Task directions:
Reproduce each line exactly. Skip none.
— BEGIN —
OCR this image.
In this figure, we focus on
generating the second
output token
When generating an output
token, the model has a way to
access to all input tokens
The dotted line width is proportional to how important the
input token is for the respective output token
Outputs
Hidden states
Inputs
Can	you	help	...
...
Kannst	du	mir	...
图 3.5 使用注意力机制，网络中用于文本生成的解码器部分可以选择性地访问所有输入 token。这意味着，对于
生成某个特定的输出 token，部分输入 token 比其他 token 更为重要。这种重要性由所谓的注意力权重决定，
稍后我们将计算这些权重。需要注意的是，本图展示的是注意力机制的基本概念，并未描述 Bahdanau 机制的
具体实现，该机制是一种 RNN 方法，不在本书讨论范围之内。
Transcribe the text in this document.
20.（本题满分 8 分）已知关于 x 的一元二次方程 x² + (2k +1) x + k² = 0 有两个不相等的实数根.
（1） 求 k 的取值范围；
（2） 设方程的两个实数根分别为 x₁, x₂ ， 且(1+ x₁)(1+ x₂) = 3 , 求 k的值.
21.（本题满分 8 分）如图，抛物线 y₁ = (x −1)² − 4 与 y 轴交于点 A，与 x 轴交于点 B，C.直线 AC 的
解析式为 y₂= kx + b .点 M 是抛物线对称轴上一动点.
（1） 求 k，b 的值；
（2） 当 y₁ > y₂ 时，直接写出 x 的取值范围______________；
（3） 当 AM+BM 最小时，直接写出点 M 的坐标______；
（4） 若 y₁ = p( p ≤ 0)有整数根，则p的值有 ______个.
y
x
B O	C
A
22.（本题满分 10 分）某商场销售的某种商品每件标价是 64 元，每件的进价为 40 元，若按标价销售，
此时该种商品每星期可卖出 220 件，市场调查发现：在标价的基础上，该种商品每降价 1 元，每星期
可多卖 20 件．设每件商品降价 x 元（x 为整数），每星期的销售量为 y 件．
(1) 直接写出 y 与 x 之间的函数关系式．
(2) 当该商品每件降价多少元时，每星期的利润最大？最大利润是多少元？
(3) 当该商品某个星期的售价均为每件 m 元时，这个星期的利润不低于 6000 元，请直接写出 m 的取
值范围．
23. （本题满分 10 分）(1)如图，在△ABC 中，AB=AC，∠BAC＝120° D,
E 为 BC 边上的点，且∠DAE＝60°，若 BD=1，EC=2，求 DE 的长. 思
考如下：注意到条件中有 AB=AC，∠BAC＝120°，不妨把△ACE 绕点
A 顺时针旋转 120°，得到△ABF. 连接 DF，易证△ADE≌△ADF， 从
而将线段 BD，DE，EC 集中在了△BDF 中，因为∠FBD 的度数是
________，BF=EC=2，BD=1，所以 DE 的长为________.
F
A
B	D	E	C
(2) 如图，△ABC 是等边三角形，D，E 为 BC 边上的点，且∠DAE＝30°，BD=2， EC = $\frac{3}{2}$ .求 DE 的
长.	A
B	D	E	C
— END —
Solution for this problem:
OCR this image.
In this figure, we focus on
generating the second
output token
When generating an output
token, the model has a way to
access to all input tokens
The dotted line width is proportional to how important the
input token is for the respective output token
Outputs
Hidden states
Inputs
Can	you	help	...
...
Kannst	du	mir	...
图 3.5 使用注意力机制，网络中用于文本生成的解码器部分可以选择性地访问所有输入 token。这意味着，对于
生成某个特定的输出 token，部分输入 token 比其他 token 更为重要。这种重要性由所谓的注意力权重决定，
稍后我们将计算这些权重。需要注意的是，本图展示的是注意力机制的基本概念，并未描述 Bahdanau 机制的
具体实现，该机制是一种 RNN 方法，不在本书讨论范围之内。
Transcribe the text in this document.
20.（本题满分 8 分）已知关于 x 的一元二次方程 x² + (2k +1) x + k² = 0 有两个不相等的实数根.
（1） 求 k 的取值范围；
（2） 设方程的两个实数根分别为 x₁, x₂ ， 且(1+ x₁)(1+ x₂) = 3 , 求 k的值.
21.（本题满分 8 分）如图，抛物线 y₁ = (x −1)² − 4 与 y 轴交于点 A，与 x 轴交于点 B，C.直线 AC 的
解析式为 y₂= kx + b .点 M 是抛物线对称轴上一动点.
（1） 求 k，b 的值；
（2） 当 y₁ > y₂ 时，直接写出 x 的取值范围______________；
（3） 当 AM+BM 最小时，直接写出点 M 的坐标______；
（4） 若 y₁ = p( p ≤ 0)有整数根，则p的值有 ______个.
y
x
B O	C
A
22.（本题满分 10 分）某商场销售的某种商品每件标价是 64 元，每件的进价为 40 元，若按标价销售，
此时该种商品每星期可卖出 220 件，市场调查发现：在标价的基础上，该种商品每降价 1 元，每星期
可多卖 20 件．设每件商品降价 x 元（x 为整数），每星期的销售量为 y 件．
(1) 直接写出 y 与 x 之间的函数关系式．
(2) 当该商品每件降价多少元时，每星期的利润最大？最大利润是多少元？
(3) 当该商品某个星期的售价均为每件 m 元时，这个星期的利润不低于 6000 元，请直接写出 m 的取
值范围．
23. （本题满分 10 分）(1)如图，在△ABC 中，AB=AC，∠BAC＝120° D,
E 为 BC 边上的点，且∠DAE＝60°，若 BD=1，EC=2，求 DE 的长. 思
考如下：注意到条件中有 AB=AC，∠BAC＝120°，不妨把△ACE 绕点
A 顺时针旋转 120°，得到△ABF. 连接 DF，易证△ADE≌△ADF， 从
而将线段 BD，DE，EC 集中在了△BDF 中，因为∠FBD 的度数是
________，BF=EC=2，BD=1，所以 DE 的长为________.
F
A
B	D	E	C
(2) 如图，△ABC 是等边三角形，D，E 为 BC 边上的点，且∠DAE＝30°，BD=2， EC = $\frac{3}{2}$ .求 DE 的
长.	A
B	D	E	C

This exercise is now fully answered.